The problem
Transcribe the entries below exactly; leave every image out.

Listing
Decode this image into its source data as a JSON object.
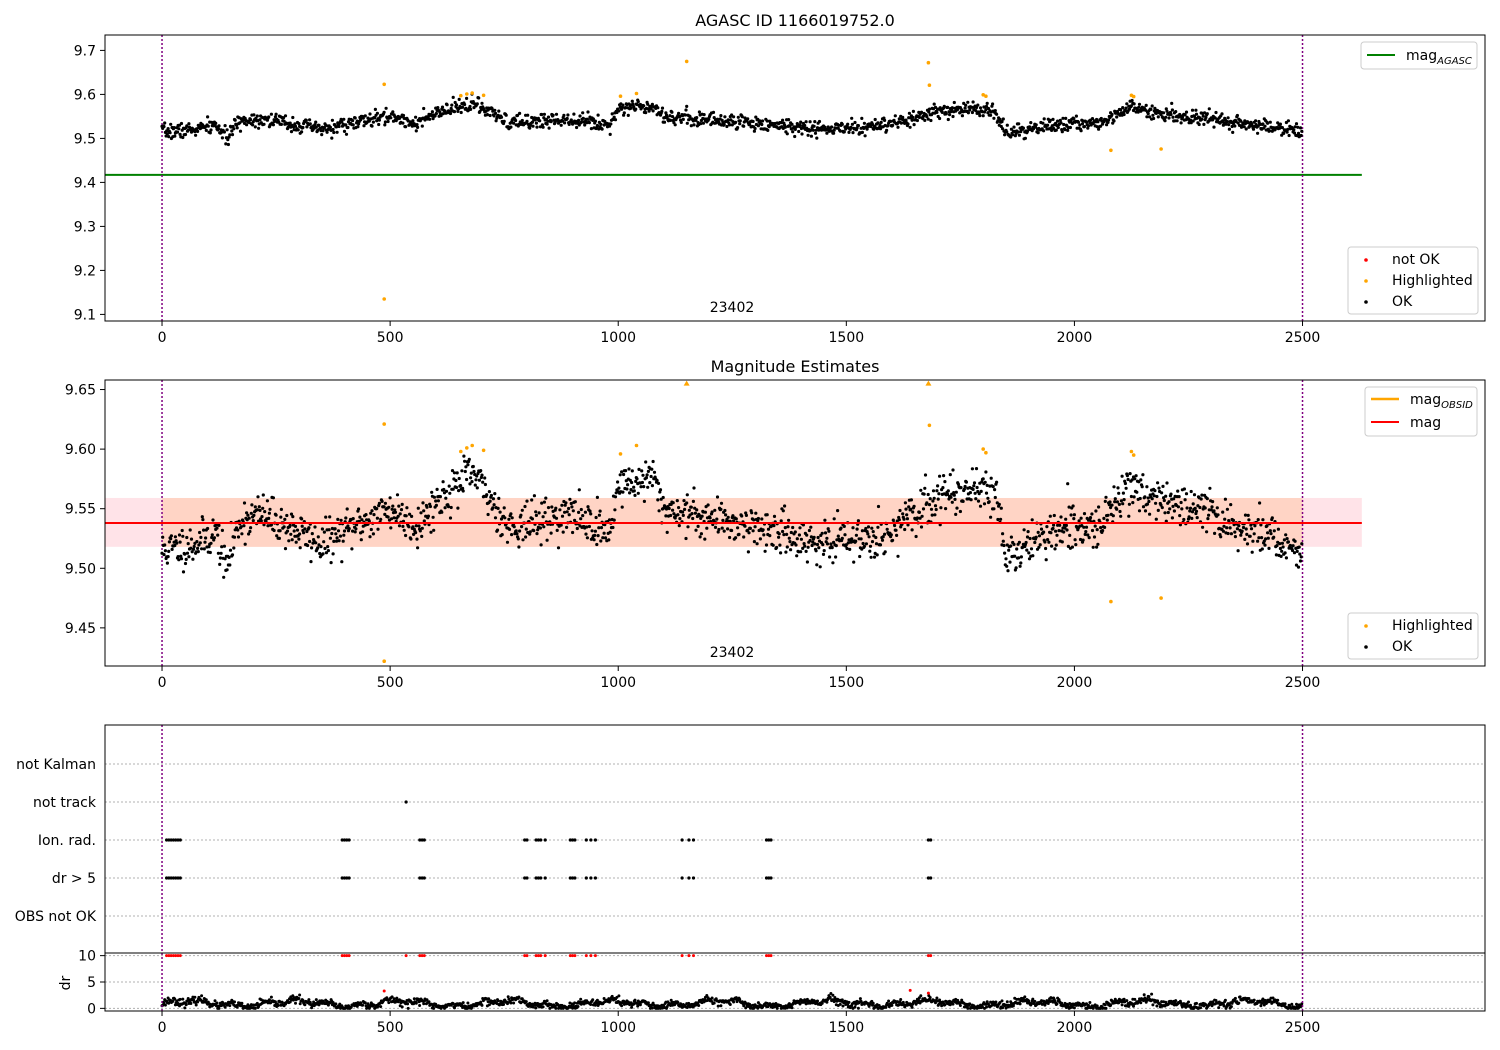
{
  "colors": {
    "ok": "#000000",
    "highlighted": "#ffa500",
    "not_ok": "#ff0000",
    "mag_agasc_line": "#008000",
    "mag_line": "#ff0000",
    "mag_obsid_line": "#ffa500",
    "band_fill": "#ffc0cb",
    "band_overlap_fill": "#ffc8a8",
    "obs_boundary": "#800080"
  },
  "chart_data": [
    {
      "type": "scatter",
      "title": "AGASC ID 1166019752.0",
      "xlim": [
        -125,
        2900
      ],
      "ylim": [
        9.085,
        9.735
      ],
      "x_ticks": [
        0,
        500,
        1000,
        1500,
        2000,
        2500
      ],
      "y_ticks": [
        9.1,
        9.2,
        9.3,
        9.4,
        9.5,
        9.6,
        9.7
      ],
      "obsid_label": "23402",
      "obs_boundaries": [
        0,
        2500
      ],
      "mag_agasc": 9.417,
      "legend_top": {
        "position": "top-right",
        "entries": [
          "mag",
          "AGASC"
        ]
      },
      "legend_bottom": {
        "position": "bottom-right",
        "entries": [
          "not OK",
          "Highlighted",
          "OK"
        ]
      },
      "ok_segments": [
        {
          "x": 0,
          "y": 9.515
        },
        {
          "x": 70,
          "y": 9.52
        },
        {
          "x": 120,
          "y": 9.53
        },
        {
          "x": 140,
          "y": 9.5
        },
        {
          "x": 170,
          "y": 9.54
        },
        {
          "x": 220,
          "y": 9.545
        },
        {
          "x": 300,
          "y": 9.53
        },
        {
          "x": 350,
          "y": 9.52
        },
        {
          "x": 420,
          "y": 9.535
        },
        {
          "x": 500,
          "y": 9.55
        },
        {
          "x": 560,
          "y": 9.535
        },
        {
          "x": 600,
          "y": 9.555
        },
        {
          "x": 680,
          "y": 9.58
        },
        {
          "x": 760,
          "y": 9.535
        },
        {
          "x": 900,
          "y": 9.545
        },
        {
          "x": 980,
          "y": 9.53
        },
        {
          "x": 1000,
          "y": 9.57
        },
        {
          "x": 1080,
          "y": 9.575
        },
        {
          "x": 1100,
          "y": 9.55
        },
        {
          "x": 1300,
          "y": 9.535
        },
        {
          "x": 1450,
          "y": 9.52
        },
        {
          "x": 1600,
          "y": 9.53
        },
        {
          "x": 1700,
          "y": 9.56
        },
        {
          "x": 1800,
          "y": 9.57
        },
        {
          "x": 1830,
          "y": 9.555
        },
        {
          "x": 1850,
          "y": 9.51
        },
        {
          "x": 1950,
          "y": 9.53
        },
        {
          "x": 2050,
          "y": 9.535
        },
        {
          "x": 2120,
          "y": 9.57
        },
        {
          "x": 2200,
          "y": 9.555
        },
        {
          "x": 2300,
          "y": 9.545
        },
        {
          "x": 2400,
          "y": 9.53
        },
        {
          "x": 2500,
          "y": 9.515
        }
      ],
      "highlighted_points": [
        {
          "x": 487,
          "y": 9.623
        },
        {
          "x": 487,
          "y": 9.135
        },
        {
          "x": 655,
          "y": 9.597
        },
        {
          "x": 668,
          "y": 9.601
        },
        {
          "x": 680,
          "y": 9.603
        },
        {
          "x": 705,
          "y": 9.598
        },
        {
          "x": 1005,
          "y": 9.596
        },
        {
          "x": 1040,
          "y": 9.602
        },
        {
          "x": 1150,
          "y": 9.675
        },
        {
          "x": 1680,
          "y": 9.672
        },
        {
          "x": 1682,
          "y": 9.621
        },
        {
          "x": 1800,
          "y": 9.599
        },
        {
          "x": 1806,
          "y": 9.596
        },
        {
          "x": 2080,
          "y": 9.473
        },
        {
          "x": 2125,
          "y": 9.598
        },
        {
          "x": 2130,
          "y": 9.595
        },
        {
          "x": 2190,
          "y": 9.476
        }
      ]
    },
    {
      "type": "scatter",
      "title": "Magnitude Estimates",
      "xlim": [
        -125,
        2900
      ],
      "ylim": [
        9.418,
        9.658
      ],
      "x_ticks": [
        0,
        500,
        1000,
        1500,
        2000,
        2500
      ],
      "y_ticks": [
        9.45,
        9.5,
        9.55,
        9.6,
        9.65
      ],
      "obsid_label": "23402",
      "obs_boundaries": [
        0,
        2500
      ],
      "mag": 9.538,
      "mag_obsid": 9.538,
      "band": [
        9.518,
        9.559
      ],
      "legend_top": {
        "position": "top-right",
        "entries": [
          "mag",
          "OBSID",
          "mag"
        ]
      },
      "legend_bottom": {
        "position": "bottom-right",
        "entries": [
          "Highlighted",
          "OK"
        ]
      },
      "highlighted_points": [
        {
          "x": 487,
          "y": 9.621
        },
        {
          "x": 487,
          "y": 9.422
        },
        {
          "x": 655,
          "y": 9.598
        },
        {
          "x": 668,
          "y": 9.601
        },
        {
          "x": 680,
          "y": 9.603
        },
        {
          "x": 705,
          "y": 9.599
        },
        {
          "x": 1005,
          "y": 9.596
        },
        {
          "x": 1040,
          "y": 9.603
        },
        {
          "x": 1150,
          "y": 9.655
        },
        {
          "x": 1680,
          "y": 9.655
        },
        {
          "x": 1682,
          "y": 9.62
        },
        {
          "x": 1800,
          "y": 9.6
        },
        {
          "x": 1806,
          "y": 9.597
        },
        {
          "x": 2080,
          "y": 9.472
        },
        {
          "x": 2125,
          "y": 9.598
        },
        {
          "x": 2130,
          "y": 9.595
        },
        {
          "x": 2190,
          "y": 9.475
        }
      ]
    },
    {
      "type": "scatter",
      "title": "",
      "xlim": [
        -125,
        2900
      ],
      "x_ticks": [
        0,
        500,
        1000,
        1500,
        2000,
        2500
      ],
      "obs_boundaries": [
        0,
        2500
      ],
      "flag_categories": [
        "not Kalman",
        "not track",
        "Ion. rad.",
        "dr > 5",
        "OBS not OK"
      ],
      "flag_points": {
        "not track": [
          535
        ],
        "Ion. rad.": [
          10,
          15,
          20,
          25,
          30,
          35,
          40,
          395,
          400,
          405,
          410,
          565,
          570,
          575,
          795,
          800,
          820,
          825,
          830,
          840,
          895,
          900,
          905,
          930,
          940,
          950,
          1140,
          1155,
          1165,
          1325,
          1330,
          1335,
          1680,
          1685
        ],
        "dr > 5": [
          10,
          15,
          20,
          25,
          30,
          35,
          40,
          395,
          400,
          405,
          410,
          565,
          570,
          575,
          795,
          800,
          820,
          825,
          830,
          840,
          895,
          900,
          905,
          930,
          940,
          950,
          1140,
          1155,
          1165,
          1325,
          1330,
          1335,
          1680,
          1685
        ]
      },
      "dr_panel": {
        "ylabel": "dr",
        "ylim": [
          -0.5,
          10.5
        ],
        "y_ticks": [
          0,
          5,
          10
        ],
        "clipped_not_ok_x": [
          10,
          15,
          20,
          25,
          30,
          35,
          40,
          395,
          400,
          405,
          410,
          535,
          565,
          570,
          575,
          795,
          800,
          820,
          825,
          830,
          840,
          895,
          900,
          905,
          930,
          940,
          950,
          1140,
          1155,
          1165,
          1325,
          1330,
          1335,
          1680,
          1685
        ],
        "outlier_not_ok": [
          {
            "x": 487,
            "y": 3.3
          },
          {
            "x": 1640,
            "y": 3.4
          },
          {
            "x": 1680,
            "y": 2.9
          }
        ]
      }
    }
  ]
}
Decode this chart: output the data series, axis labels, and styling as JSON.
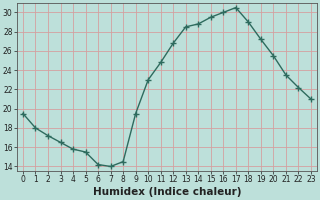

Response to this exercise
Decode this image into its source data as a JSON object.
{
  "colors": {
    "ok": "#000000",
    "highlighted": "#ffa500",
    "not_ok": "#ff0000",
    "mag_agasc_line": "#008000",
    "mag_line": "#ff0000",
    "mag_obsid_line": "#ffa500",
    "band_fill": "#ffc0cb",
    "band_overlap_fill": "#ffc8a8",
    "obs_boundary": "#800080"
  },
  "chart_data": [
    {
      "type": "scatter",
      "title": "AGASC ID 1166019752.0",
      "xlim": [
        -125,
        2900
      ],
      "ylim": [
        9.085,
        9.735
      ],
      "x_ticks": [
        0,
        500,
        1000,
        1500,
        2000,
        2500
      ],
      "y_ticks": [
        9.1,
        9.2,
        9.3,
        9.4,
        9.5,
        9.6,
        9.7
      ],
      "obsid_label": "23402",
      "obs_boundaries": [
        0,
        2500
      ],
      "mag_agasc": 9.417,
      "legend_top": {
        "position": "top-right",
        "entries": [
          "mag",
          "AGASC"
        ]
      },
      "legend_bottom": {
        "position": "bottom-right",
        "entries": [
          "not OK",
          "Highlighted",
          "OK"
        ]
      },
      "ok_segments": [
        {
          "x": 0,
          "y": 9.515
        },
        {
          "x": 70,
          "y": 9.52
        },
        {
          "x": 120,
          "y": 9.53
        },
        {
          "x": 140,
          "y": 9.5
        },
        {
          "x": 170,
          "y": 9.54
        },
        {
          "x": 220,
          "y": 9.545
        },
        {
          "x": 300,
          "y": 9.53
        },
        {
          "x": 350,
          "y": 9.52
        },
        {
          "x": 420,
          "y": 9.535
        },
        {
          "x": 500,
          "y": 9.55
        },
        {
          "x": 560,
          "y": 9.535
        },
        {
          "x": 600,
          "y": 9.555
        },
        {
          "x": 680,
          "y": 9.58
        },
        {
          "x": 760,
          "y": 9.535
        },
        {
          "x": 900,
          "y": 9.545
        },
        {
          "x": 980,
          "y": 9.53
        },
        {
          "x": 1000,
          "y": 9.57
        },
        {
          "x": 1080,
          "y": 9.575
        },
        {
          "x": 1100,
          "y": 9.55
        },
        {
          "x": 1300,
          "y": 9.535
        },
        {
          "x": 1450,
          "y": 9.52
        },
        {
          "x": 1600,
          "y": 9.53
        },
        {
          "x": 1700,
          "y": 9.56
        },
        {
          "x": 1800,
          "y": 9.57
        },
        {
          "x": 1830,
          "y": 9.555
        },
        {
          "x": 1850,
          "y": 9.51
        },
        {
          "x": 1950,
          "y": 9.53
        },
        {
          "x": 2050,
          "y": 9.535
        },
        {
          "x": 2120,
          "y": 9.57
        },
        {
          "x": 2200,
          "y": 9.555
        },
        {
          "x": 2300,
          "y": 9.545
        },
        {
          "x": 2400,
          "y": 9.53
        },
        {
          "x": 2500,
          "y": 9.515
        }
      ],
      "highlighted_points": [
        {
          "x": 487,
          "y": 9.623
        },
        {
          "x": 487,
          "y": 9.135
        },
        {
          "x": 655,
          "y": 9.597
        },
        {
          "x": 668,
          "y": 9.601
        },
        {
          "x": 680,
          "y": 9.603
        },
        {
          "x": 705,
          "y": 9.598
        },
        {
          "x": 1005,
          "y": 9.596
        },
        {
          "x": 1040,
          "y": 9.602
        },
        {
          "x": 1150,
          "y": 9.675
        },
        {
          "x": 1680,
          "y": 9.672
        },
        {
          "x": 1682,
          "y": 9.621
        },
        {
          "x": 1800,
          "y": 9.599
        },
        {
          "x": 1806,
          "y": 9.596
        },
        {
          "x": 2080,
          "y": 9.473
        },
        {
          "x": 2125,
          "y": 9.598
        },
        {
          "x": 2130,
          "y": 9.595
        },
        {
          "x": 2190,
          "y": 9.476
        }
      ]
    },
    {
      "type": "scatter",
      "title": "Magnitude Estimates",
      "xlim": [
        -125,
        2900
      ],
      "ylim": [
        9.418,
        9.658
      ],
      "x_ticks": [
        0,
        500,
        1000,
        1500,
        2000,
        2500
      ],
      "y_ticks": [
        9.45,
        9.5,
        9.55,
        9.6,
        9.65
      ],
      "obsid_label": "23402",
      "obs_boundaries": [
        0,
        2500
      ],
      "mag": 9.538,
      "mag_obsid": 9.538,
      "band": [
        9.518,
        9.559
      ],
      "legend_top": {
        "position": "top-right",
        "entries": [
          "mag",
          "OBSID",
          "mag"
        ]
      },
      "legend_bottom": {
        "position": "bottom-right",
        "entries": [
          "Highlighted",
          "OK"
        ]
      },
      "highlighted_points": [
        {
          "x": 487,
          "y": 9.621
        },
        {
          "x": 487,
          "y": 9.422
        },
        {
          "x": 655,
          "y": 9.598
        },
        {
          "x": 668,
          "y": 9.601
        },
        {
          "x": 680,
          "y": 9.603
        },
        {
          "x": 705,
          "y": 9.599
        },
        {
          "x": 1005,
          "y": 9.596
        },
        {
          "x": 1040,
          "y": 9.603
        },
        {
          "x": 1150,
          "y": 9.655
        },
        {
          "x": 1680,
          "y": 9.655
        },
        {
          "x": 1682,
          "y": 9.62
        },
        {
          "x": 1800,
          "y": 9.6
        },
        {
          "x": 1806,
          "y": 9.597
        },
        {
          "x": 2080,
          "y": 9.472
        },
        {
          "x": 2125,
          "y": 9.598
        },
        {
          "x": 2130,
          "y": 9.595
        },
        {
          "x": 2190,
          "y": 9.475
        }
      ]
    },
    {
      "type": "scatter",
      "title": "",
      "xlim": [
        -125,
        2900
      ],
      "x_ticks": [
        0,
        500,
        1000,
        1500,
        2000,
        2500
      ],
      "obs_boundaries": [
        0,
        2500
      ],
      "flag_categories": [
        "not Kalman",
        "not track",
        "Ion. rad.",
        "dr > 5",
        "OBS not OK"
      ],
      "flag_points": {
        "not track": [
          535
        ],
        "Ion. rad.": [
          10,
          15,
          20,
          25,
          30,
          35,
          40,
          395,
          400,
          405,
          410,
          565,
          570,
          575,
          795,
          800,
          820,
          825,
          830,
          840,
          895,
          900,
          905,
          930,
          940,
          950,
          1140,
          1155,
          1165,
          1325,
          1330,
          1335,
          1680,
          1685
        ],
        "dr > 5": [
          10,
          15,
          20,
          25,
          30,
          35,
          40,
          395,
          400,
          405,
          410,
          565,
          570,
          575,
          795,
          800,
          820,
          825,
          830,
          840,
          895,
          900,
          905,
          930,
          940,
          950,
          1140,
          1155,
          1165,
          1325,
          1330,
          1335,
          1680,
          1685
        ]
      },
      "dr_panel": {
        "ylabel": "dr",
        "ylim": [
          -0.5,
          10.5
        ],
        "y_ticks": [
          0,
          5,
          10
        ],
        "clipped_not_ok_x": [
          10,
          15,
          20,
          25,
          30,
          35,
          40,
          395,
          400,
          405,
          410,
          535,
          565,
          570,
          575,
          795,
          800,
          820,
          825,
          830,
          840,
          895,
          900,
          905,
          930,
          940,
          950,
          1140,
          1155,
          1165,
          1325,
          1330,
          1335,
          1680,
          1685
        ],
        "outlier_not_ok": [
          {
            "x": 487,
            "y": 3.3
          },
          {
            "x": 1640,
            "y": 3.4
          },
          {
            "x": 1680,
            "y": 2.9
          }
        ]
      }
    }
  ]
}
Decode this chart: output the data series, axis labels, and styling as JSON.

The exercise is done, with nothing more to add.